EXERCISE INSTRUCTIONS: How many lines in these records hold the string "Stoff"? State only that number.

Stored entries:
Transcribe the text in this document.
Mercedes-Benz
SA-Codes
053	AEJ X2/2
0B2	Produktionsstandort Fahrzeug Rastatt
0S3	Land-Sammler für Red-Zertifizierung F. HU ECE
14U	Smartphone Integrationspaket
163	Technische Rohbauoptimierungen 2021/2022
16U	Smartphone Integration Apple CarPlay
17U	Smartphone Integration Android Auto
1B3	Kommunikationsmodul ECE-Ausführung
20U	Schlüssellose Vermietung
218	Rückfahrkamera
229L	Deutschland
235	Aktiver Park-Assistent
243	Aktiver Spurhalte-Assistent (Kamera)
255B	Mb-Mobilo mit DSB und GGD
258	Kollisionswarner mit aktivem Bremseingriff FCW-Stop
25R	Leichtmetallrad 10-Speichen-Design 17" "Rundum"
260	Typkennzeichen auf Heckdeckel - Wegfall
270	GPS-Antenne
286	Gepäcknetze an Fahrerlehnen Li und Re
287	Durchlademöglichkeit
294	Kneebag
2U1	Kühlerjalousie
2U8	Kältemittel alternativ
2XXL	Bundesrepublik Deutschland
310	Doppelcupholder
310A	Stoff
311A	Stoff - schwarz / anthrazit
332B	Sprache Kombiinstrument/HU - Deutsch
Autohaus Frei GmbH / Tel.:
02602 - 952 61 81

EXPECTED OUTPUT: 2